(Recorded data)
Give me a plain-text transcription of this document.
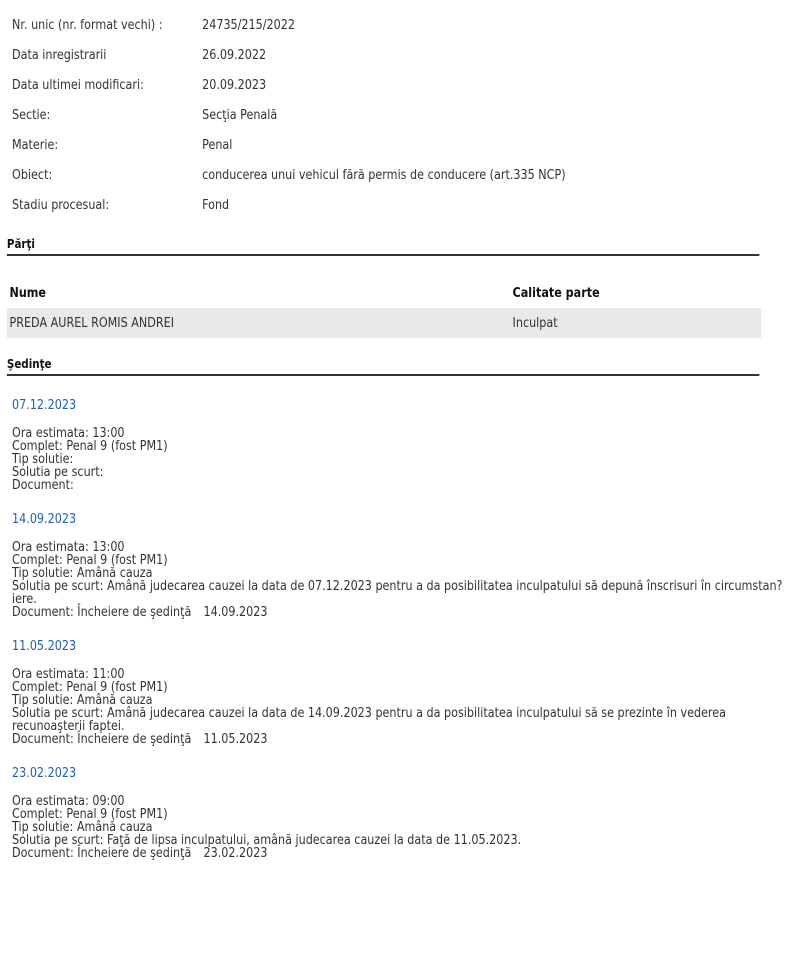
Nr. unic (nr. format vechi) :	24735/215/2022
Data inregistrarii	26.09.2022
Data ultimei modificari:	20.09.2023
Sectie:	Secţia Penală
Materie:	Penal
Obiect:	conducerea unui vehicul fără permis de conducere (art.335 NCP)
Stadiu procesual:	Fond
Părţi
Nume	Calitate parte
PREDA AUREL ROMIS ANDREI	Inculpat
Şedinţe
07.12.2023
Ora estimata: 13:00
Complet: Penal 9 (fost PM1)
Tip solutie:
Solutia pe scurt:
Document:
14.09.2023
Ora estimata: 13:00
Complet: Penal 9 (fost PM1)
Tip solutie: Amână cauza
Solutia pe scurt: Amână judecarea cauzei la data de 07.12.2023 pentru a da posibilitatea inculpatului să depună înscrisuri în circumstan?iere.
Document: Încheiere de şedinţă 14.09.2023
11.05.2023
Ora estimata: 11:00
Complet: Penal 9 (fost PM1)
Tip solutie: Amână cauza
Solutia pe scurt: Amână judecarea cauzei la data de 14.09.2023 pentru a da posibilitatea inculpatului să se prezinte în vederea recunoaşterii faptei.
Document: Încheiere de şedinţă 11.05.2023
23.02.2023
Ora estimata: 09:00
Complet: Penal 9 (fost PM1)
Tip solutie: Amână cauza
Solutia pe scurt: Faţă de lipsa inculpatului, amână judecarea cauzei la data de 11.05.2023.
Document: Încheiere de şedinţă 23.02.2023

* * *

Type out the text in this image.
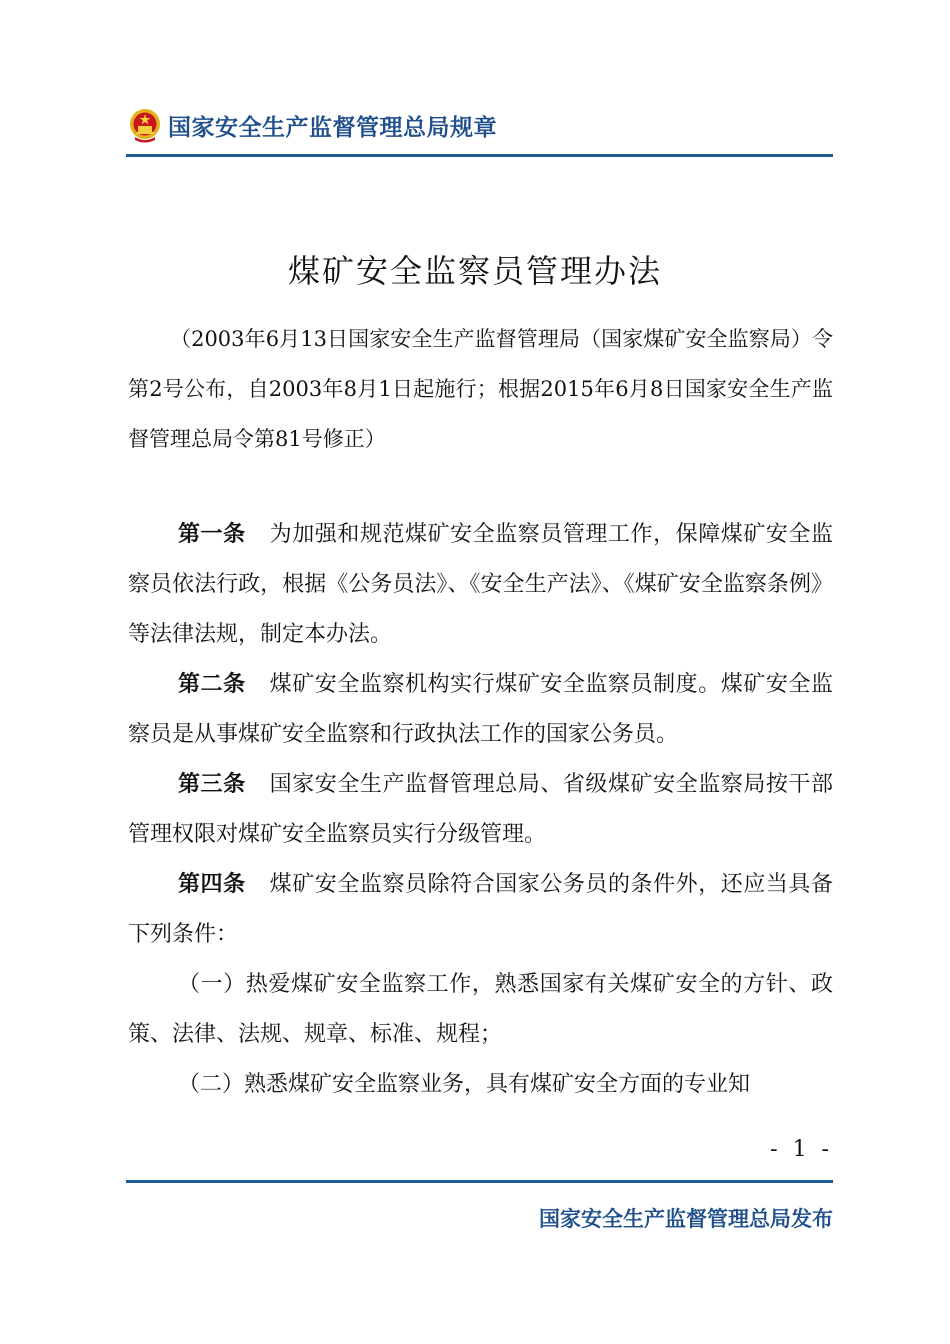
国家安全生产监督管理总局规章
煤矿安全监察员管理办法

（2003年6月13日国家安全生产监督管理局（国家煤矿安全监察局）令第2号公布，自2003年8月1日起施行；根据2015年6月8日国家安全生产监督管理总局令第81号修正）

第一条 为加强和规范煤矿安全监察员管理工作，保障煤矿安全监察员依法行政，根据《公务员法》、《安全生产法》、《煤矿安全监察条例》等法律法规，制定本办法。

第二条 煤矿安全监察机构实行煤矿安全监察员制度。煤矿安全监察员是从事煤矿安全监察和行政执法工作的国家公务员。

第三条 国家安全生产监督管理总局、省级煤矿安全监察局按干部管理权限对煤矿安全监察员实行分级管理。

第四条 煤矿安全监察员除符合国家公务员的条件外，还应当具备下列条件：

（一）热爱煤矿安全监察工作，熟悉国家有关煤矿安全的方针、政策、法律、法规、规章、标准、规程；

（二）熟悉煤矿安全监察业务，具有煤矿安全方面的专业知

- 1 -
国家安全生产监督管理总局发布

§ **GOAL**:
How many lines of these entries contain the string "Solutia"? Reply with the number alone.

§ **EXERCISE ANSWER**:
4